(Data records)
▬▬▬▬▬▬▬▬▬▬
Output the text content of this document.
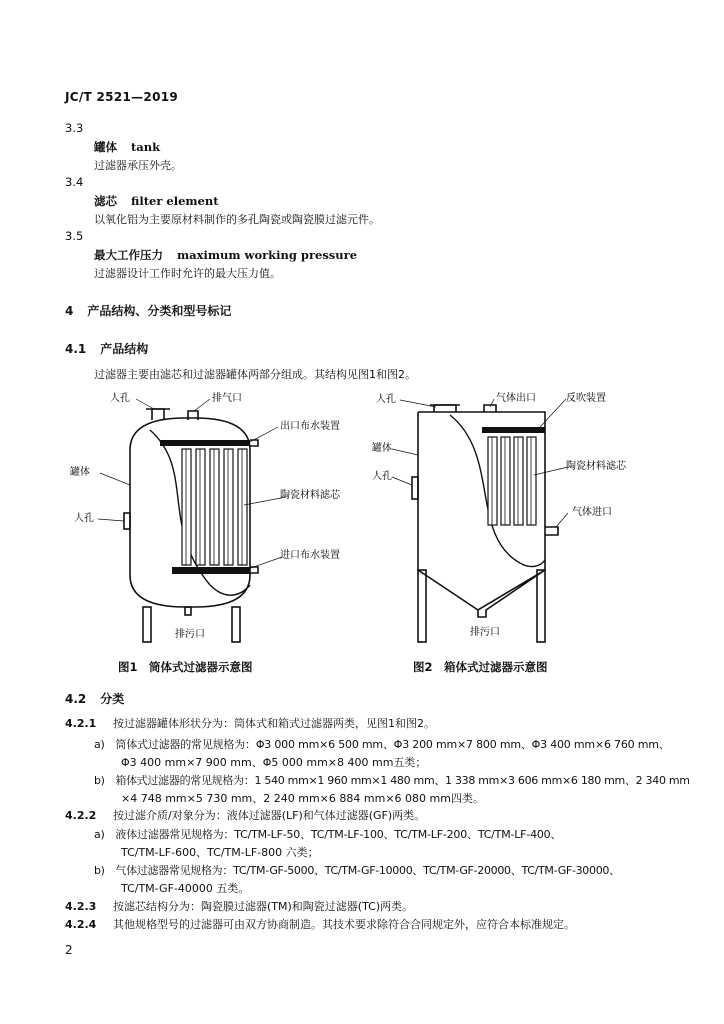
JC/T 2521—2019
3.3
罐体 tank
过滤器承压外壳。
3.4
滤芯 filter element
以氧化铝为主要原材料制作的多孔陶瓷或陶瓷膜过滤元件。
3.5
最大工作压力 maximum working pressure
过滤器设计工作时允许的最大压力值。
4 产品结构、分类和型号标记
4.1 产品结构
过滤器主要由滤芯和过滤器罐体两部分组成。其结构见图1和图2。
人孔	排气口
出口布水装置
罐体
人孔
陶瓷材料滤芯
进口布水装置
排污口
人孔	气体出口	反吹装置
罐体
人孔
陶瓷材料滤芯
气体进口
排污口
图1　筒体式过滤器示意图	图2　箱体式过滤器示意图
4.2 分类
4.2.1 按过滤器罐体形状分为：筒体式和箱式过滤器两类，见图1和图2。
a)　筒体式过滤器的常见规格为：Φ3 000 mm×6 500 mm、Φ3 200 mm×7 800 mm、Φ3 400 mm×6 760 mm、
Φ3 400 mm×7 900 mm、Φ5 000 mm×8 400 mm五类；
b)　箱体式过滤器的常见规格为：1 540 mm×1 960 mm×1 480 mm、1 338 mm×3 606 mm×6 180 mm、2 340 mm
×4 748 mm×5 730 mm、2 240 mm×6 884 mm×6 080 mm四类。
4.2.2 按过滤介质/对象分为：液体过滤器(LF)和气体过滤器(GF)两类。
a)　液体过滤器常见规格为：TC/TM-LF-50、TC/TM-LF-100、TC/TM-LF-200、TC/TM-LF-400、
TC/TM-LF-600、TC/TM-LF-800 六类；
b)　气体过滤器常见规格为：TC/TM-GF-5000、TC/TM-GF-10000、TC/TM-GF-20000、TC/TM-GF-30000、
TC/TM-GF-40000 五类。
4.2.3 按滤芯结构分为：陶瓷膜过滤器(TM)和陶瓷过滤器(TC)两类。
4.2.4 其他规格型号的过滤器可由双方协商制造。其技术要求除符合合同规定外，应符合本标准规定。
2
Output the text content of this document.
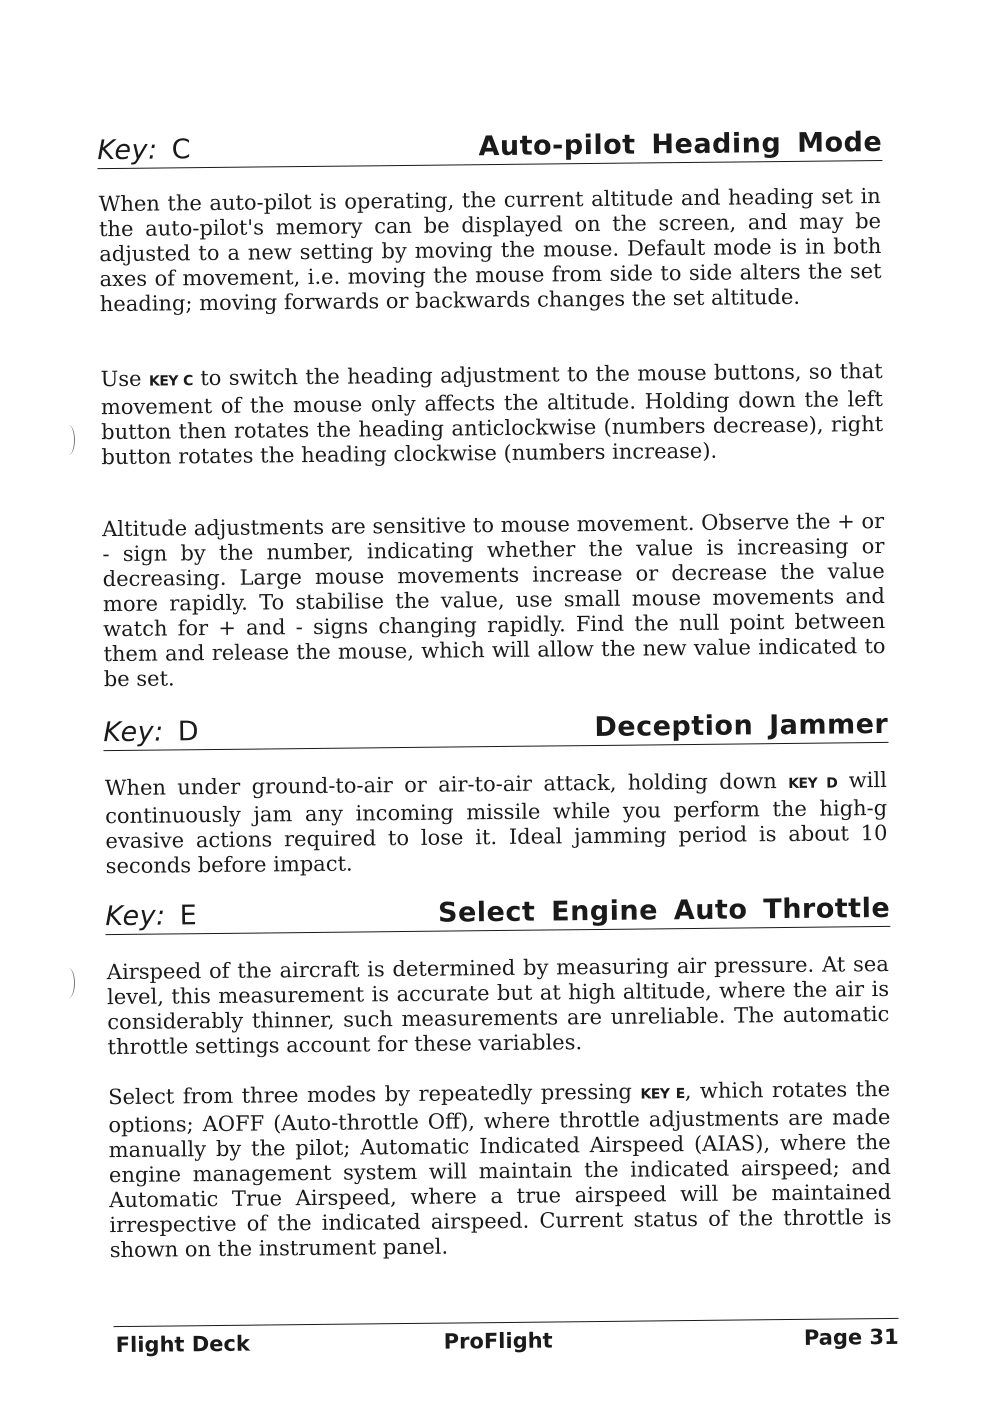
Key: C	Auto-pilot Heading Mode

When the auto-pilot is operating, the current altitude and heading set in the auto-pilot's memory can be displayed on the screen, and may be adjusted to a new setting by moving the mouse. Default mode is in both axes of movement, i.e. moving the mouse from side to side alters the set heading; moving forwards or backwards changes the set altitude.

Use KEY C to switch the heading adjustment to the mouse buttons, so that movement of the mouse only affects the altitude. Holding down the left button then rotates the heading anticlockwise (numbers decrease), right button rotates the heading clockwise (numbers increase).

Altitude adjustments are sensitive to mouse movement. Observe the + or - sign by the number, indicating whether the value is increasing or decreasing. Large mouse movements increase or decrease the value more rapidly. To stabilise the value, use small mouse movements and watch for + and - signs changing rapidly. Find the null point between them and release the mouse, which will allow the new value indicated to be set.

Key: D	Deception Jammer

When under ground-to-air or air-to-air attack, holding down KEY D will continuously jam any incoming missile while you perform the high-g evasive actions required to lose it. Ideal jamming period is about 10 seconds before impact.

Key: E	Select Engine Auto Throttle

Airspeed of the aircraft is determined by measuring air pressure. At sea level, this measurement is accurate but at high altitude, where the air is considerably thinner, such measurements are unreliable. The automatic throttle settings account for these variables.

Select from three modes by repeatedly pressing KEY E, which rotates the options; AOFF (Auto-throttle Off), where throttle adjustments are made manually by the pilot; Automatic Indicated Airspeed (AIAS), where the engine management system will maintain the indicated airspeed; and Automatic True Airspeed, where a true airspeed will be maintained irrespective of the indicated airspeed. Current status of the throttle is shown on the instrument panel.

Flight Deck	ProFlight	Page 31
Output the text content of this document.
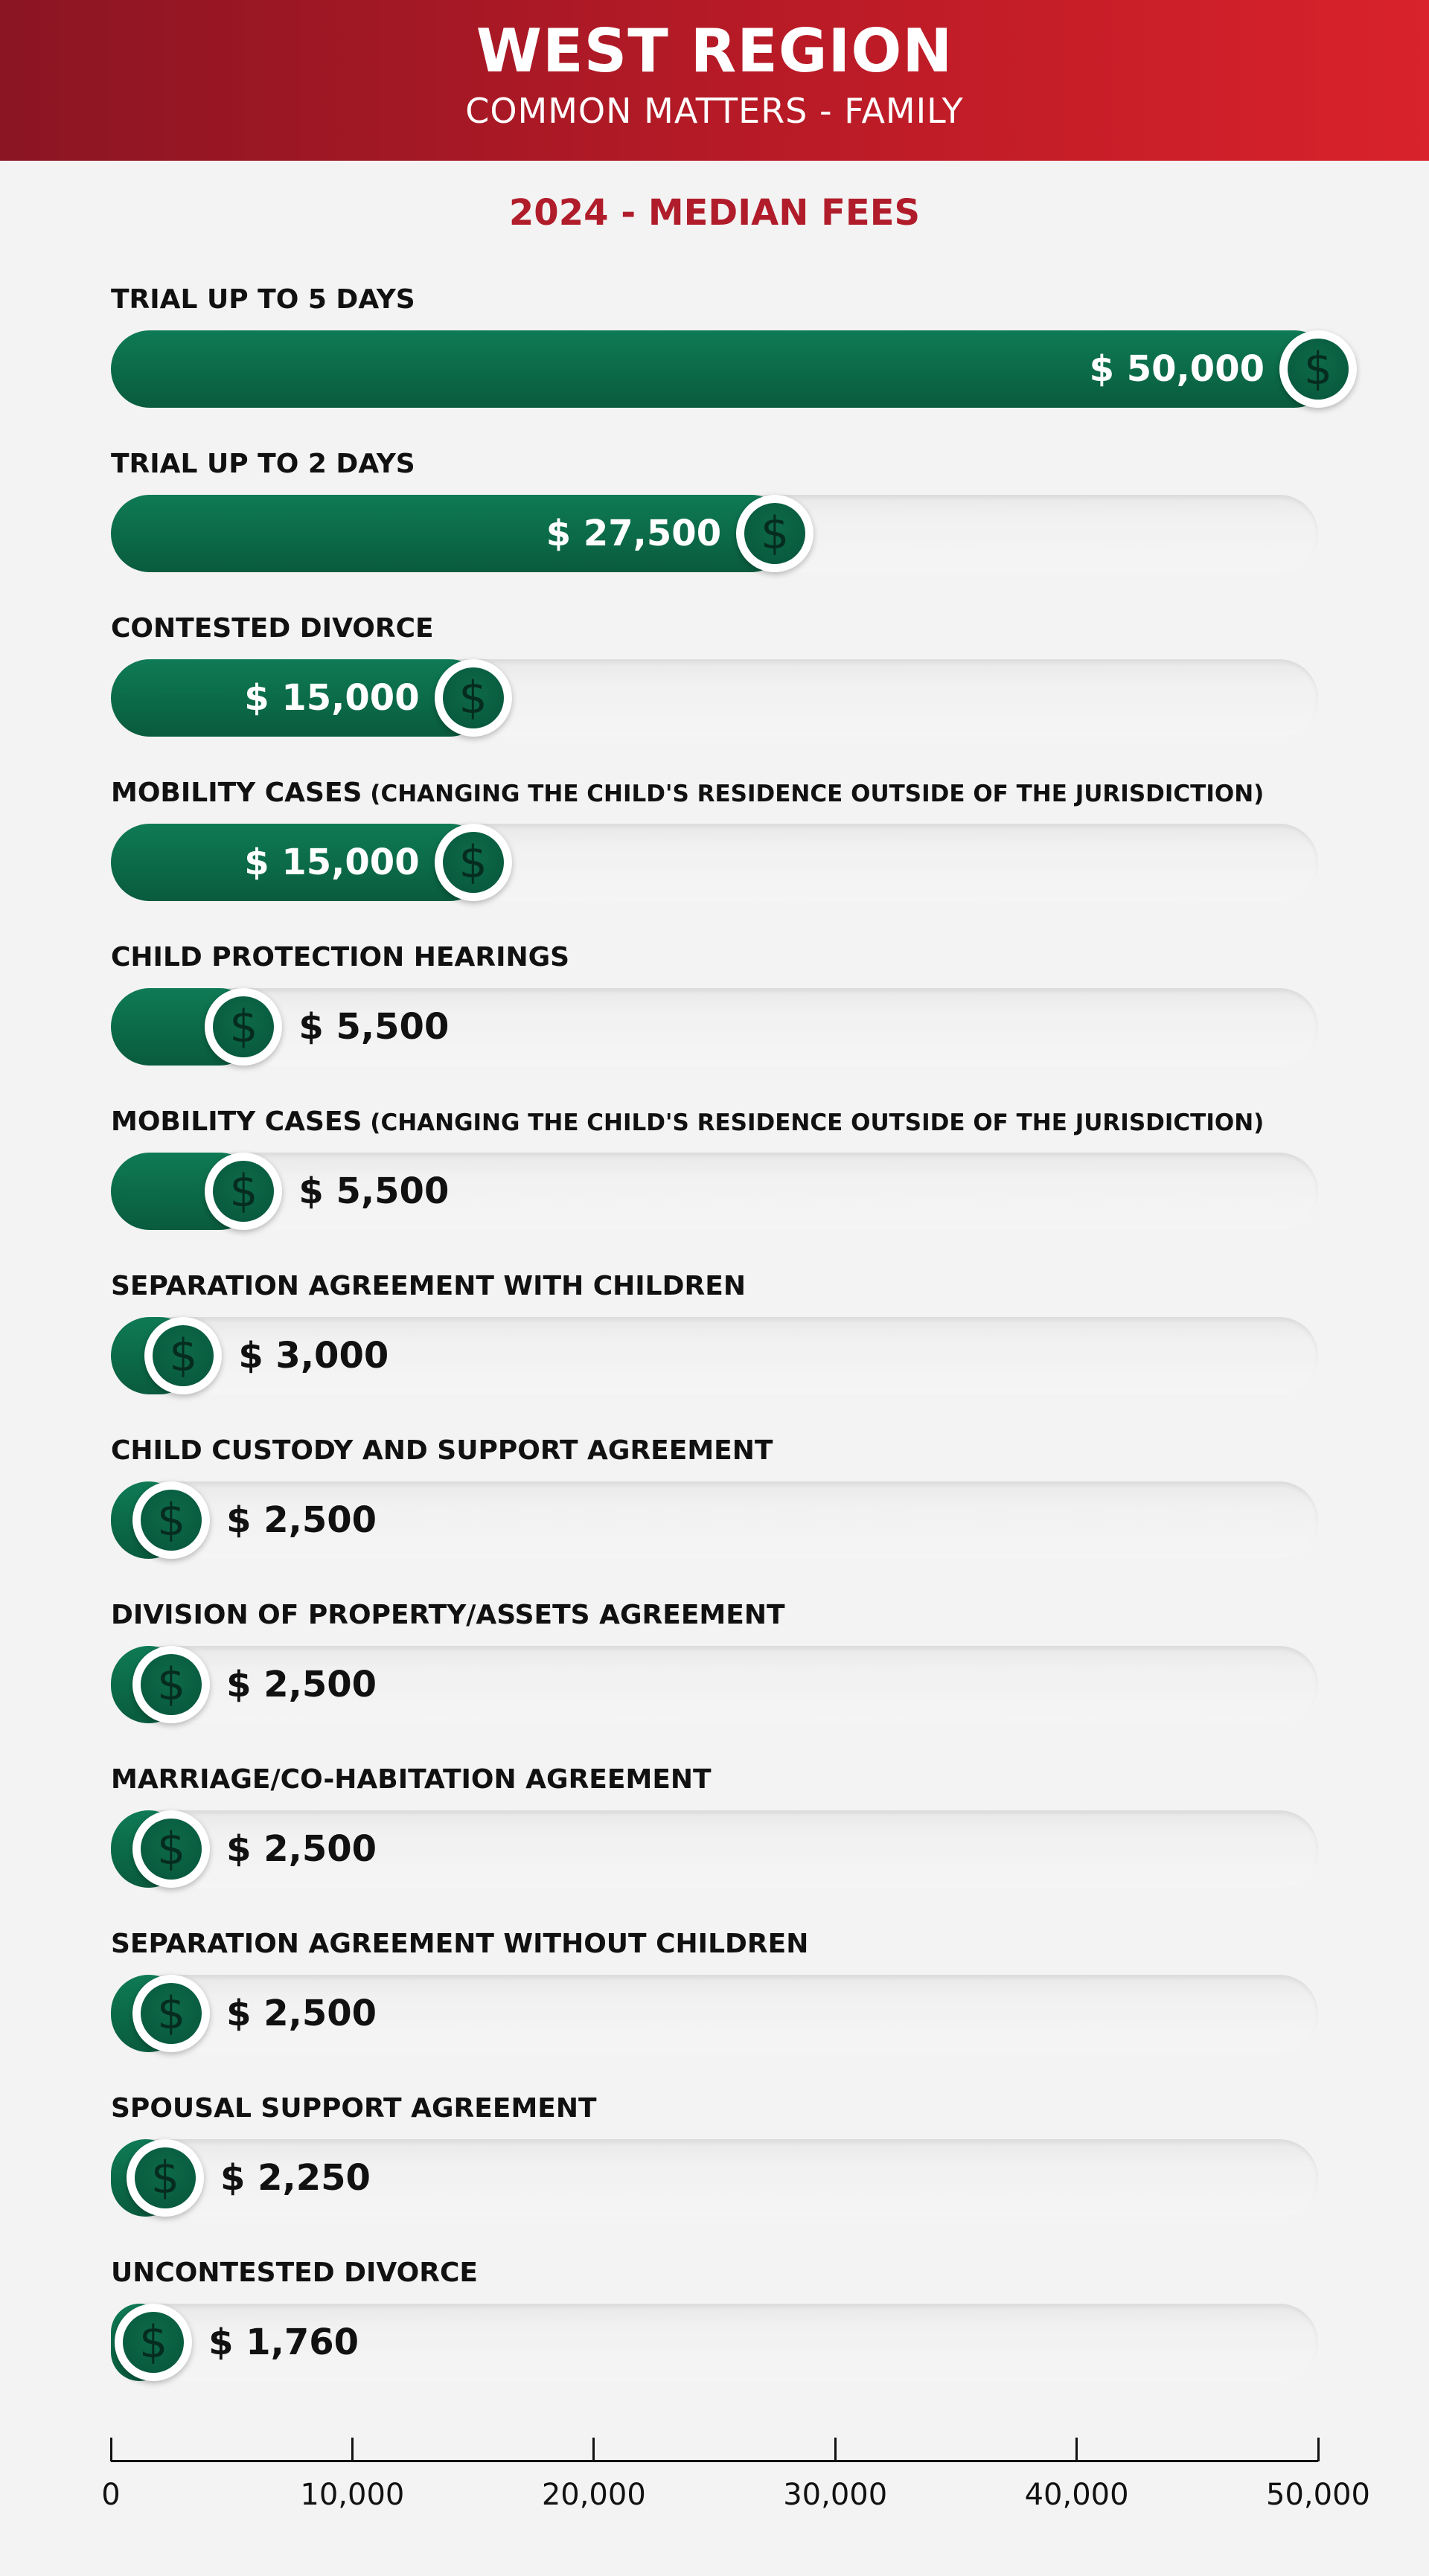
WEST REGION
COMMON MATTERS - FAMILY
2024 - MEDIAN FEES
TRIAL UP TO 5 DAYS
$
$ 50,000
TRIAL UP TO 2 DAYS
$
$ 27,500
CONTESTED DIVORCE
$
$ 15,000
MOBILITY CASES (CHANGING THE CHILD'S RESIDENCE OUTSIDE OF THE JURISDICTION)
$
$ 15,000
CHILD PROTECTION HEARINGS
$	$ 5,500
MOBILITY CASES (CHANGING THE CHILD'S RESIDENCE OUTSIDE OF THE JURISDICTION)
$	$ 5,500
SEPARATION AGREEMENT WITH CHILDREN
$	$ 3,000
CHILD CUSTODY AND SUPPORT AGREEMENT
$	$ 2,500
DIVISION OF PROPERTY/ASSETS AGREEMENT
$	$ 2,500
MARRIAGE/CO-HABITATION AGREEMENT
$	$ 2,500
SEPARATION AGREEMENT WITHOUT CHILDREN
$	$ 2,500
SPOUSAL SUPPORT AGREEMENT
$	$ 2,250
UNCONTESTED DIVORCE
$	$ 1,760
0	10,000	20,000	30,000	40,000	50,000
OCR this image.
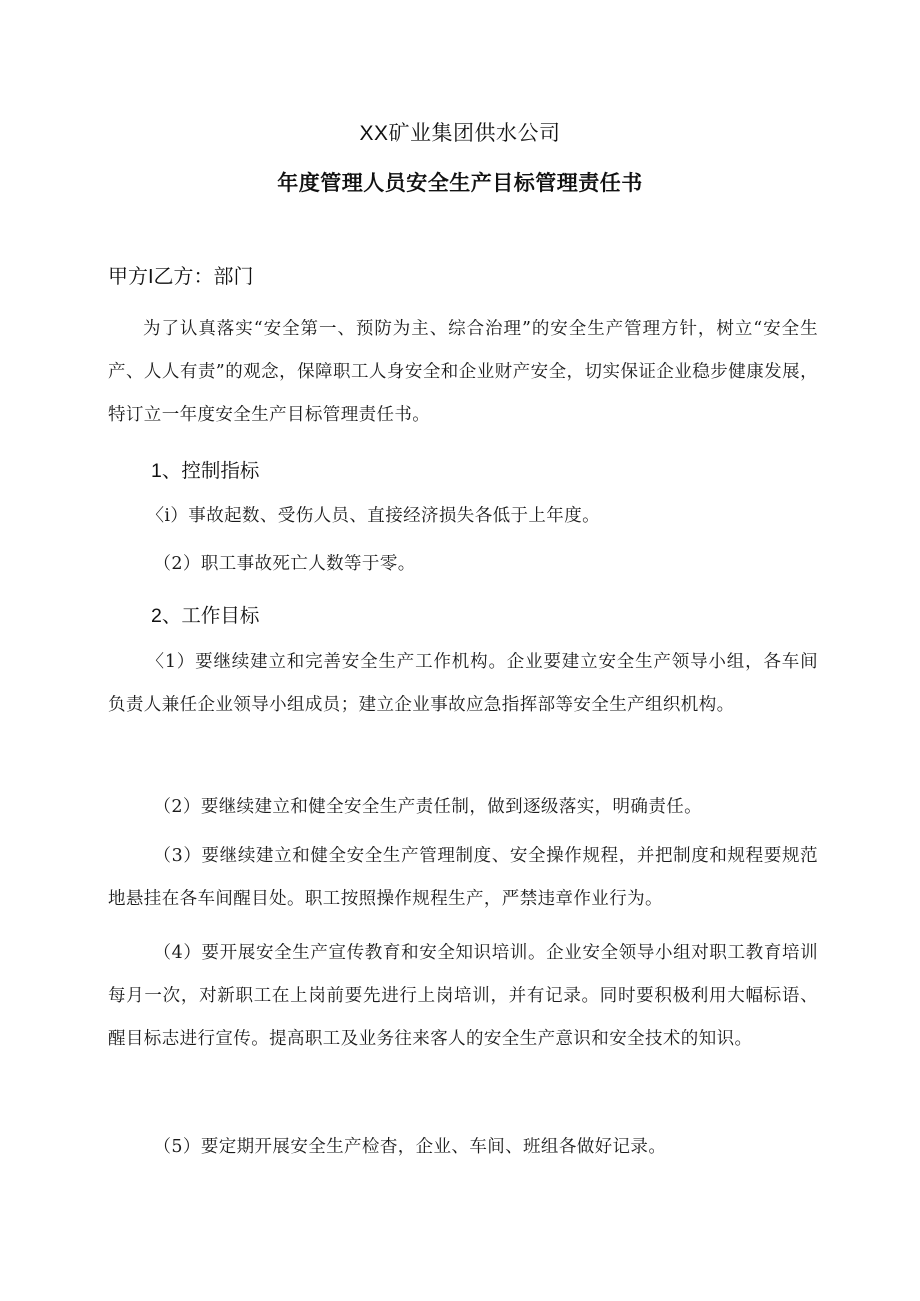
XX矿业集团供水公司
年度管理人员安全生产目标管理责任书
甲方I乙方：部门

为了认真落实“安全第一、预防为主、综合治理”的安全生产管理方针，树立“安全生产、人人有责”的观念，保障职工人身安全和企业财产安全，切实保证企业稳步健康发展，特订立一年度安全生产目标管理责任书。

1、控制指标

〈i）事故起数、受伤人员、直接经济损失各低于上年度。

（2）职工事故死亡人数等于零。

2、工作目标

〈1）要继续建立和完善安全生产工作机构。企业要建立安全生产领导小组，各车间负责人兼任企业领导小组成员；建立企业事故应急指挥部等安全生产组织机构。

（2）要继续建立和健全安全生产责任制，做到逐级落实，明确责任。

（3）要继续建立和健全安全生产管理制度、安全操作规程，并把制度和规程要规范地悬挂在各车间醒目处。职工按照操作规程生产，严禁违章作业行为。

（4）要开展安全生产宣传教育和安全知识培训。企业安全领导小组对职工教育培训每月一次，对新职工在上岗前要先进行上岗培训，并有记录。同时要积极利用大幅标语、醒目标志进行宣传。提高职工及业务往来客人的安全生产意识和安全技术的知识。

（5）要定期开展安全生产检杳，企业、车间、班组各做好记录。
▬▬▬▬▬▬▬▬▬▬
Directions:
Where a line above includes "CHILDREN", copy that line.

Correct result:
SEPARATION AGREEMENT WITH CHILDREN
SEPARATION AGREEMENT WITHOUT CHILDREN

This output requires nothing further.